To be done: Exclude the pictures; give every entry again exactly as written.

Collected data
--- START ---

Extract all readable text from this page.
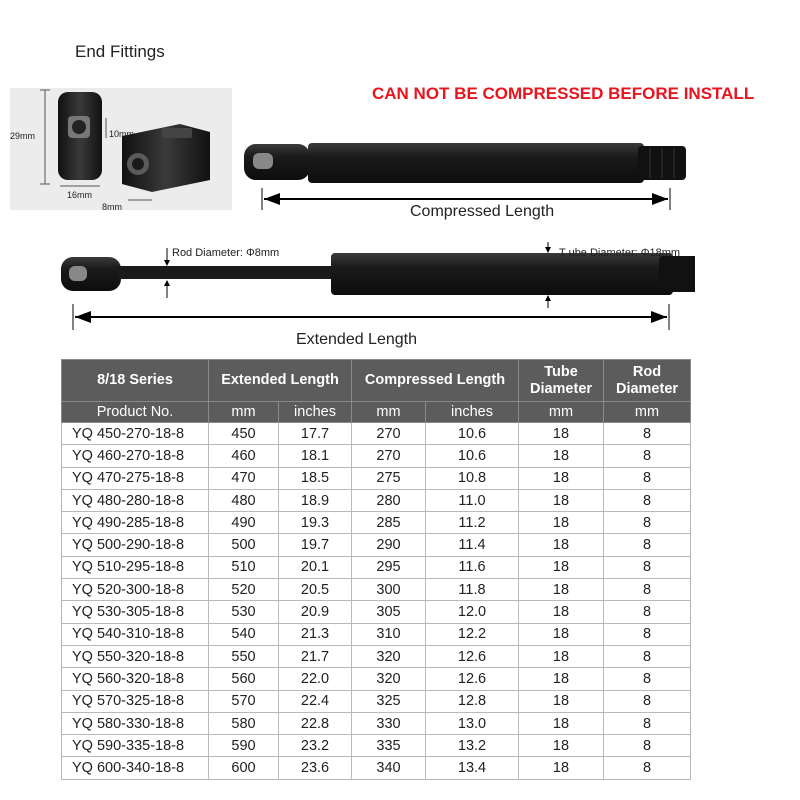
End Fittings
CAN NOT BE COMPRESSED BEFORE INSTALL
29mm	10mm
16mm
8mm	Compressed Length
Rod Diameter: Φ8mm	T ube Diameter: Φ18mm
Extended Length
8/18 Series	Extended Length		Compressed Length		Tube Diameter	Rod Diameter
Product No.	mm	inches	mm	inches	mm	mm
YQ 450-270-18-8	450	17.7	270	10.6	18	8
YQ 460-270-18-8	460	18.1	270	10.6	18	8
YQ 470-275-18-8	470	18.5	275	10.8	18	8
YQ 480-280-18-8	480	18.9	280	11.0	18	8
YQ 490-285-18-8	490	19.3	285	11.2	18	8
YQ 500-290-18-8	500	19.7	290	11.4	18	8
YQ 510-295-18-8	510	20.1	295	11.6	18	8
YQ 520-300-18-8	520	20.5	300	11.8	18	8
YQ 530-305-18-8	530	20.9	305	12.0	18	8
YQ 540-310-18-8	540	21.3	310	12.2	18	8
YQ 550-320-18-8	550	21.7	320	12.6	18	8
YQ 560-320-18-8	560	22.0	320	12.6	18	8
YQ 570-325-18-8	570	22.4	325	12.8	18	8
YQ 580-330-18-8	580	22.8	330	13.0	18	8
YQ 590-335-18-8	590	23.2	335	13.2	18	8
YQ 600-340-18-8	600	23.6	340	13.4	18	8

--- END ---

Exercise response:
Extract all readable text from this page.
End Fittings
CAN NOT BE COMPRESSED BEFORE INSTALL
29mm	10mm
16mm
8mm	Compressed Length
Rod Diameter: Φ8mm	T ube Diameter: Φ18mm
Extended Length
8/18 Series	Extended Length		Compressed Length		Tube Diameter	Rod Diameter
Product No.	mm	inches	mm	inches	mm	mm
YQ 450-270-18-8	450	17.7	270	10.6	18	8
YQ 460-270-18-8	460	18.1	270	10.6	18	8
YQ 470-275-18-8	470	18.5	275	10.8	18	8
YQ 480-280-18-8	480	18.9	280	11.0	18	8
YQ 490-285-18-8	490	19.3	285	11.2	18	8
YQ 500-290-18-8	500	19.7	290	11.4	18	8
YQ 510-295-18-8	510	20.1	295	11.6	18	8
YQ 520-300-18-8	520	20.5	300	11.8	18	8
YQ 530-305-18-8	530	20.9	305	12.0	18	8
YQ 540-310-18-8	540	21.3	310	12.2	18	8
YQ 550-320-18-8	550	21.7	320	12.6	18	8
YQ 560-320-18-8	560	22.0	320	12.6	18	8
YQ 570-325-18-8	570	22.4	325	12.8	18	8
YQ 580-330-18-8	580	22.8	330	13.0	18	8
YQ 590-335-18-8	590	23.2	335	13.2	18	8
YQ 600-340-18-8	600	23.6	340	13.4	18	8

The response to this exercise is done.